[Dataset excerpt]
====

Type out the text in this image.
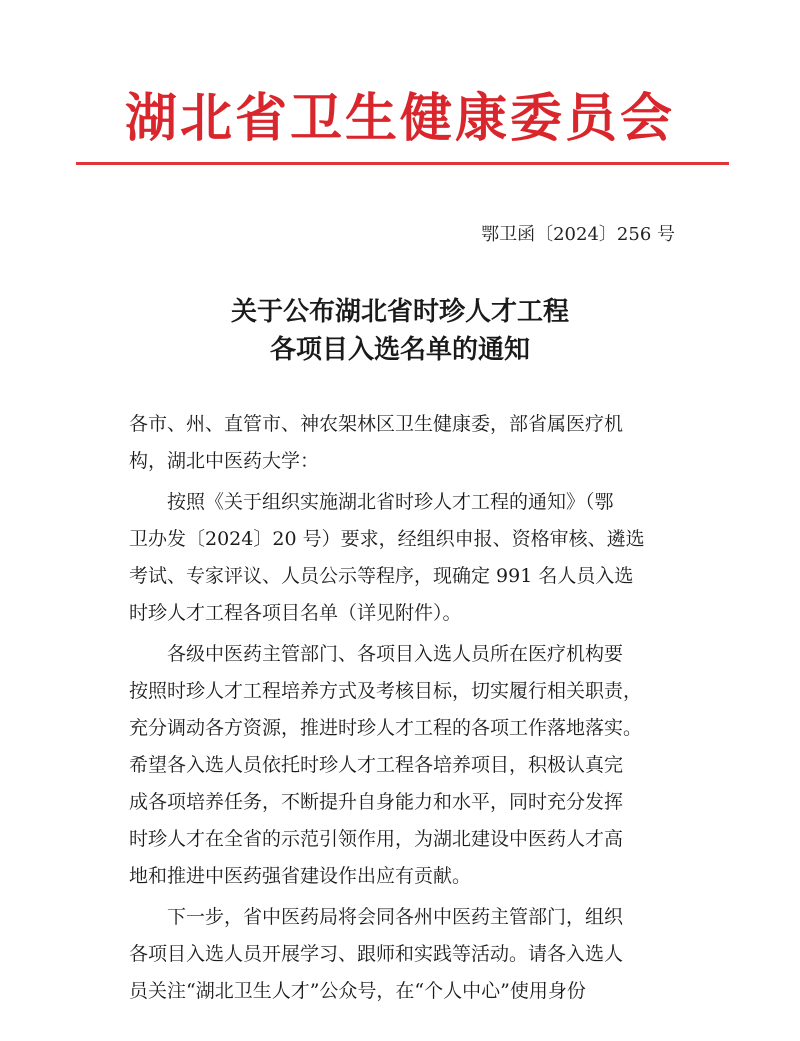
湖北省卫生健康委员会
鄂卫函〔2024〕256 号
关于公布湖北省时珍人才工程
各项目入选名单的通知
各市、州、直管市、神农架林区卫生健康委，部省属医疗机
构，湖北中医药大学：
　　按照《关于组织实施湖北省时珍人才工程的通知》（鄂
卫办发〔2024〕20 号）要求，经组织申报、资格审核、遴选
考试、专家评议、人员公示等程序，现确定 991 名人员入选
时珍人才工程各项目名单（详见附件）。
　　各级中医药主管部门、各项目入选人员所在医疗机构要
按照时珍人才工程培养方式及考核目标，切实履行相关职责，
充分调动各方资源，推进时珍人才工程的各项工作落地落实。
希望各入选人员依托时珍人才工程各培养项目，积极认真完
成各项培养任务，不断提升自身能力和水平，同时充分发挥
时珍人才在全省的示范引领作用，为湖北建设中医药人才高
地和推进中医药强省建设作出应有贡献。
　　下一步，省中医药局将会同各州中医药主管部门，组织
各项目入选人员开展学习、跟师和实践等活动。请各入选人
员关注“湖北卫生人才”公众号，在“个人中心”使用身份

====

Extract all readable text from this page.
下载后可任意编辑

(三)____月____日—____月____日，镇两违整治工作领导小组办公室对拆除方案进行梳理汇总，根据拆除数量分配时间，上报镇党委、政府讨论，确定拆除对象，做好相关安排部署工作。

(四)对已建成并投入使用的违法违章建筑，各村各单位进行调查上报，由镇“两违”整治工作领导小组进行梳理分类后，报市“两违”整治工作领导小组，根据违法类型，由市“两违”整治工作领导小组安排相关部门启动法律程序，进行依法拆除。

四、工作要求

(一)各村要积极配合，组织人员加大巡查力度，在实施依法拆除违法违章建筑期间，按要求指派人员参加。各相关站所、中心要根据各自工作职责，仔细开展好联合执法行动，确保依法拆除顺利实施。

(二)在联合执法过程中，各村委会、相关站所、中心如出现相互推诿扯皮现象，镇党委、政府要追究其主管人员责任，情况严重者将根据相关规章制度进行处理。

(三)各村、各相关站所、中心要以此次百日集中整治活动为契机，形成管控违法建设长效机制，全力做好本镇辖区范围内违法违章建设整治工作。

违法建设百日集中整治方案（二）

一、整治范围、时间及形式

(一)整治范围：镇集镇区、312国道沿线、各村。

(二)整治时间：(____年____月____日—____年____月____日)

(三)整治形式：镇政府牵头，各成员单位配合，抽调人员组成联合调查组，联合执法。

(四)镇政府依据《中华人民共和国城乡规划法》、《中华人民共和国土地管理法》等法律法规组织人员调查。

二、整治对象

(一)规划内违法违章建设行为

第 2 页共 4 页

====

● Task statement: Scan the records for the string "各相关站所". Copy each line in which it appears.

● Output for this exercise:
(一)各村要积极配合，组织人员加大巡查力度，在实施依法拆除违法违章建筑期间，按要求指派人员参加。各相关站所、中心要根据各自工作职责，仔细开展好联合执法行动，确保依法拆除顺利实施。
(三)各村、各相关站所、中心要以此次百日集中整治活动为契机，形成管控违法建设长效机制，全力做好本镇辖区范围内违法违章建设整治工作。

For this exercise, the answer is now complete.